# [EXERCISE]
Copy all records verbatim.

---*---

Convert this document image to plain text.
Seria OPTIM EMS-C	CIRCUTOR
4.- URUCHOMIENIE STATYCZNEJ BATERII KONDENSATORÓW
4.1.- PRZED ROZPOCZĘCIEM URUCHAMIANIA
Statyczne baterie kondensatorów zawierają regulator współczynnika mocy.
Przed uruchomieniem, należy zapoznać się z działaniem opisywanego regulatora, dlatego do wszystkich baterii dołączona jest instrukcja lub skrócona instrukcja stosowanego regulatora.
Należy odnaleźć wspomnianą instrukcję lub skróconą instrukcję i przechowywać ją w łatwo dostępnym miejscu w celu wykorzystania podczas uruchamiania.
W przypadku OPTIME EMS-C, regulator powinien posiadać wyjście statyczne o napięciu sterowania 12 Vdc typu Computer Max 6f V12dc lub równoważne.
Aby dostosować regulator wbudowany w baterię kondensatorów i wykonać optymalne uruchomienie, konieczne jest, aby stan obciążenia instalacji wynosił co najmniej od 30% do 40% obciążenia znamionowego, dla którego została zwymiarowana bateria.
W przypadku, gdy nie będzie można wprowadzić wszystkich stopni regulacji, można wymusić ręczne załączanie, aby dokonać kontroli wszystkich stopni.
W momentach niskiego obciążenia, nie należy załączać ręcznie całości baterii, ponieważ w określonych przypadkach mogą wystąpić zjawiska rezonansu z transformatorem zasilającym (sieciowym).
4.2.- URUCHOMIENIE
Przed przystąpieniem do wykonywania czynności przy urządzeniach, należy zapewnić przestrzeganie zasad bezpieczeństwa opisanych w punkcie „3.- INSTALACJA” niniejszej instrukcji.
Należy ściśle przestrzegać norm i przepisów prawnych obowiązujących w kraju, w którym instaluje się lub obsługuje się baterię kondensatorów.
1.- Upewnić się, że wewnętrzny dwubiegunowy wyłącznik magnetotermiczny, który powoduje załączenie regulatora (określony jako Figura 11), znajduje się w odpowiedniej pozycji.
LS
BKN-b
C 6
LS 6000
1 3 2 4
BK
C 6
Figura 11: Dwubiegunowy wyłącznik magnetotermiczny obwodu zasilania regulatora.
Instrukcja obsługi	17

---*---

# [CORRECT OUTPUT]
Convert this document image to plain text.
Seria OPTIM EMS-C	CIRCUTOR
4.- URUCHOMIENIE STATYCZNEJ BATERII KONDENSATORÓW
4.1.- PRZED ROZPOCZĘCIEM URUCHAMIANIA
Statyczne baterie kondensatorów zawierają regulator współczynnika mocy.
Przed uruchomieniem, należy zapoznać się z działaniem opisywanego regulatora, dlatego do wszystkich baterii dołączona jest instrukcja lub skrócona instrukcja stosowanego regulatora.
Należy odnaleźć wspomnianą instrukcję lub skróconą instrukcję i przechowywać ją w łatwo dostępnym miejscu w celu wykorzystania podczas uruchamiania.
W przypadku OPTIME EMS-C, regulator powinien posiadać wyjście statyczne o napięciu sterowania 12 Vdc typu Computer Max 6f V12dc lub równoważne.
Aby dostosować regulator wbudowany w baterię kondensatorów i wykonać optymalne uruchomienie, konieczne jest, aby stan obciążenia instalacji wynosił co najmniej od 30% do 40% obciążenia znamionowego, dla którego została zwymiarowana bateria.
W przypadku, gdy nie będzie można wprowadzić wszystkich stopni regulacji, można wymusić ręczne załączanie, aby dokonać kontroli wszystkich stopni.
W momentach niskiego obciążenia, nie należy załączać ręcznie całości baterii, ponieważ w określonych przypadkach mogą wystąpić zjawiska rezonansu z transformatorem zasilającym (sieciowym).
4.2.- URUCHOMIENIE
Przed przystąpieniem do wykonywania czynności przy urządzeniach, należy zapewnić przestrzeganie zasad bezpieczeństwa opisanych w punkcie „3.- INSTALACJA” niniejszej instrukcji.
Należy ściśle przestrzegać norm i przepisów prawnych obowiązujących w kraju, w którym instaluje się lub obsługuje się baterię kondensatorów.
1.- Upewnić się, że wewnętrzny dwubiegunowy wyłącznik magnetotermiczny, który powoduje załączenie regulatora (określony jako Figura 11), znajduje się w odpowiedniej pozycji.
LS
BKN-b
C 6
LS 6000
1 3 2 4
BK
C 6
Figura 11: Dwubiegunowy wyłącznik magnetotermiczny obwodu zasilania regulatora.
Instrukcja obsługi	17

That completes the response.